## Start
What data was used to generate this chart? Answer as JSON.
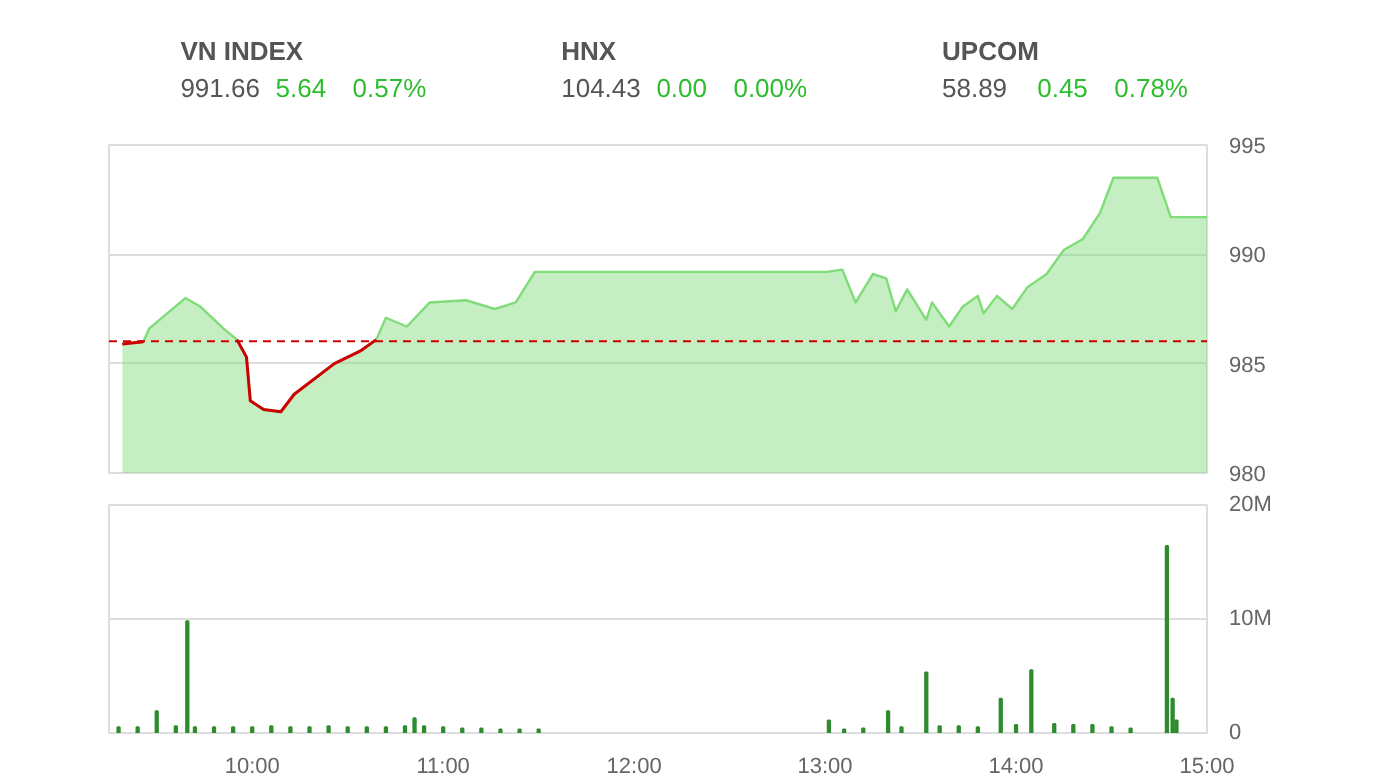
{
  "chart_data": [
    {
      "type": "other",
      "data_labels": true,
      "categories": [
        "VN INDEX",
        "HNX",
        "UPCOM"
      ],
      "series": [
        {
          "color": "#555555",
          "values": [
            991.66,
            104.43,
            58.89
          ]
        },
        {
          "color": "#2ebd2e",
          "values": [
            5.64,
            0.0,
            0.45
          ],
          "value_labels": [
            "5.64",
            "0.00",
            "0.45"
          ]
        },
        {
          "color": "#2ebd2e",
          "values": [
            0.57,
            0.0,
            0.78
          ],
          "value_labels": [
            "0.57%",
            "0.00%",
            "0.78%"
          ]
        }
      ]
    },
    {
      "type": "area",
      "xlim": [
        9.25,
        15.0
      ],
      "ylim": [
        980,
        995
      ],
      "yticks": [
        980,
        985,
        990,
        995
      ],
      "grid": "y",
      "tick_labels": "y",
      "ref_lines": [
        {
          "axis": "y",
          "value": 986.02,
          "color": "#cc0000",
          "line_style": "dashed"
        }
      ],
      "series": [
        {
          "type": "area",
          "color": "#7fdc78",
          "x": [
            9.32,
            9.43,
            9.46,
            9.65,
            9.73,
            9.85,
            9.92,
            9.97,
            9.99,
            10.06,
            10.15,
            10.22,
            10.43,
            10.57,
            10.65,
            10.7,
            10.81,
            10.93,
            11.12,
            11.27,
            11.38,
            11.48,
            13.01,
            13.09,
            13.16,
            13.25,
            13.32,
            13.37,
            13.43,
            13.53,
            13.56,
            13.65,
            13.72,
            13.8,
            13.83,
            13.9,
            13.98,
            14.06,
            14.16,
            14.25,
            14.35,
            14.44,
            14.51,
            14.74,
            14.81,
            15.0
          ],
          "values": [
            985.9,
            986.0,
            986.6,
            988.0,
            987.6,
            986.6,
            986.1,
            985.3,
            983.3,
            982.9,
            982.8,
            983.6,
            985.0,
            985.6,
            986.1,
            987.1,
            986.7,
            987.8,
            987.9,
            987.5,
            987.8,
            989.2,
            989.2,
            989.3,
            987.8,
            989.1,
            988.9,
            987.4,
            988.4,
            987.0,
            987.8,
            986.7,
            987.6,
            988.1,
            987.3,
            988.1,
            987.5,
            988.5,
            989.1,
            990.2,
            990.7,
            991.9,
            993.5,
            993.5,
            991.7,
            991.7
          ]
        },
        {
          "type": "line",
          "color": "#cc0000",
          "x": [
            9.32,
            9.43,
            9.45,
            9.92,
            9.97,
            9.99,
            10.06,
            10.15,
            10.22,
            10.43,
            10.57,
            10.65
          ],
          "values": [
            985.9,
            986.0,
            null,
            986.1,
            985.3,
            983.3,
            982.9,
            982.8,
            983.6,
            985.0,
            985.6,
            986.1
          ]
        }
      ]
    },
    {
      "type": "bar",
      "color": "#2e8b2e",
      "xlim": [
        9.25,
        15.0
      ],
      "ylim": [
        0,
        20
      ],
      "grid": "y",
      "xticks": [
        {
          "value": 10,
          "label": "10:00"
        },
        {
          "value": 11,
          "label": "11:00"
        },
        {
          "value": 12,
          "label": "12:00"
        },
        {
          "value": 13,
          "label": "13:00"
        },
        {
          "value": 14,
          "label": "14:00"
        },
        {
          "value": 15,
          "label": "15:00"
        }
      ],
      "yticks": [
        0,
        {
          "value": 10,
          "label": "10M"
        },
        {
          "value": 20,
          "label": "20M"
        }
      ],
      "x": [
        9.3,
        9.4,
        9.5,
        9.6,
        9.66,
        9.7,
        9.8,
        9.9,
        10.0,
        10.1,
        10.2,
        10.3,
        10.4,
        10.5,
        10.6,
        10.7,
        10.8,
        10.85,
        10.9,
        11.0,
        11.1,
        11.2,
        11.3,
        11.4,
        11.5,
        13.02,
        13.1,
        13.2,
        13.33,
        13.4,
        13.53,
        13.6,
        13.7,
        13.8,
        13.92,
        14.0,
        14.08,
        14.2,
        14.3,
        14.4,
        14.5,
        14.6,
        14.79,
        14.82,
        14.84
      ],
      "values": [
        0.5,
        0.5,
        1.9,
        0.6,
        9.8,
        0.5,
        0.5,
        0.5,
        0.5,
        0.6,
        0.5,
        0.5,
        0.6,
        0.5,
        0.5,
        0.5,
        0.6,
        1.3,
        0.6,
        0.5,
        0.4,
        0.4,
        0.3,
        0.3,
        0.3,
        1.1,
        0.3,
        0.4,
        1.9,
        0.5,
        5.3,
        0.6,
        0.6,
        0.5,
        3.0,
        0.7,
        5.5,
        0.8,
        0.7,
        0.7,
        0.5,
        0.4,
        16.4,
        3.0,
        1.1
      ]
    }
  ]
}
## End
Task brief:
Could you reproduce every record above exactly, leaving out the pictures?

Response below:
What data was used to generate this chart? Answer as JSON.
{
  "chart_data": [
    {
      "type": "other",
      "data_labels": true,
      "categories": [
        "VN INDEX",
        "HNX",
        "UPCOM"
      ],
      "series": [
        {
          "color": "#555555",
          "values": [
            991.66,
            104.43,
            58.89
          ]
        },
        {
          "color": "#2ebd2e",
          "values": [
            5.64,
            0.0,
            0.45
          ],
          "value_labels": [
            "5.64",
            "0.00",
            "0.45"
          ]
        },
        {
          "color": "#2ebd2e",
          "values": [
            0.57,
            0.0,
            0.78
          ],
          "value_labels": [
            "0.57%",
            "0.00%",
            "0.78%"
          ]
        }
      ]
    },
    {
      "type": "area",
      "xlim": [
        9.25,
        15.0
      ],
      "ylim": [
        980,
        995
      ],
      "yticks": [
        980,
        985,
        990,
        995
      ],
      "grid": "y",
      "tick_labels": "y",
      "ref_lines": [
        {
          "axis": "y",
          "value": 986.02,
          "color": "#cc0000",
          "line_style": "dashed"
        }
      ],
      "series": [
        {
          "type": "area",
          "color": "#7fdc78",
          "x": [
            9.32,
            9.43,
            9.46,
            9.65,
            9.73,
            9.85,
            9.92,
            9.97,
            9.99,
            10.06,
            10.15,
            10.22,
            10.43,
            10.57,
            10.65,
            10.7,
            10.81,
            10.93,
            11.12,
            11.27,
            11.38,
            11.48,
            13.01,
            13.09,
            13.16,
            13.25,
            13.32,
            13.37,
            13.43,
            13.53,
            13.56,
            13.65,
            13.72,
            13.8,
            13.83,
            13.9,
            13.98,
            14.06,
            14.16,
            14.25,
            14.35,
            14.44,
            14.51,
            14.74,
            14.81,
            15.0
          ],
          "values": [
            985.9,
            986.0,
            986.6,
            988.0,
            987.6,
            986.6,
            986.1,
            985.3,
            983.3,
            982.9,
            982.8,
            983.6,
            985.0,
            985.6,
            986.1,
            987.1,
            986.7,
            987.8,
            987.9,
            987.5,
            987.8,
            989.2,
            989.2,
            989.3,
            987.8,
            989.1,
            988.9,
            987.4,
            988.4,
            987.0,
            987.8,
            986.7,
            987.6,
            988.1,
            987.3,
            988.1,
            987.5,
            988.5,
            989.1,
            990.2,
            990.7,
            991.9,
            993.5,
            993.5,
            991.7,
            991.7
          ]
        },
        {
          "type": "line",
          "color": "#cc0000",
          "x": [
            9.32,
            9.43,
            9.45,
            9.92,
            9.97,
            9.99,
            10.06,
            10.15,
            10.22,
            10.43,
            10.57,
            10.65
          ],
          "values": [
            985.9,
            986.0,
            null,
            986.1,
            985.3,
            983.3,
            982.9,
            982.8,
            983.6,
            985.0,
            985.6,
            986.1
          ]
        }
      ]
    },
    {
      "type": "bar",
      "color": "#2e8b2e",
      "xlim": [
        9.25,
        15.0
      ],
      "ylim": [
        0,
        20
      ],
      "grid": "y",
      "xticks": [
        {
          "value": 10,
          "label": "10:00"
        },
        {
          "value": 11,
          "label": "11:00"
        },
        {
          "value": 12,
          "label": "12:00"
        },
        {
          "value": 13,
          "label": "13:00"
        },
        {
          "value": 14,
          "label": "14:00"
        },
        {
          "value": 15,
          "label": "15:00"
        }
      ],
      "yticks": [
        0,
        {
          "value": 10,
          "label": "10M"
        },
        {
          "value": 20,
          "label": "20M"
        }
      ],
      "x": [
        9.3,
        9.4,
        9.5,
        9.6,
        9.66,
        9.7,
        9.8,
        9.9,
        10.0,
        10.1,
        10.2,
        10.3,
        10.4,
        10.5,
        10.6,
        10.7,
        10.8,
        10.85,
        10.9,
        11.0,
        11.1,
        11.2,
        11.3,
        11.4,
        11.5,
        13.02,
        13.1,
        13.2,
        13.33,
        13.4,
        13.53,
        13.6,
        13.7,
        13.8,
        13.92,
        14.0,
        14.08,
        14.2,
        14.3,
        14.4,
        14.5,
        14.6,
        14.79,
        14.82,
        14.84
      ],
      "values": [
        0.5,
        0.5,
        1.9,
        0.6,
        9.8,
        0.5,
        0.5,
        0.5,
        0.5,
        0.6,
        0.5,
        0.5,
        0.6,
        0.5,
        0.5,
        0.5,
        0.6,
        1.3,
        0.6,
        0.5,
        0.4,
        0.4,
        0.3,
        0.3,
        0.3,
        1.1,
        0.3,
        0.4,
        1.9,
        0.5,
        5.3,
        0.6,
        0.6,
        0.5,
        3.0,
        0.7,
        5.5,
        0.8,
        0.7,
        0.7,
        0.5,
        0.4,
        16.4,
        3.0,
        1.1
      ]
    }
  ]
}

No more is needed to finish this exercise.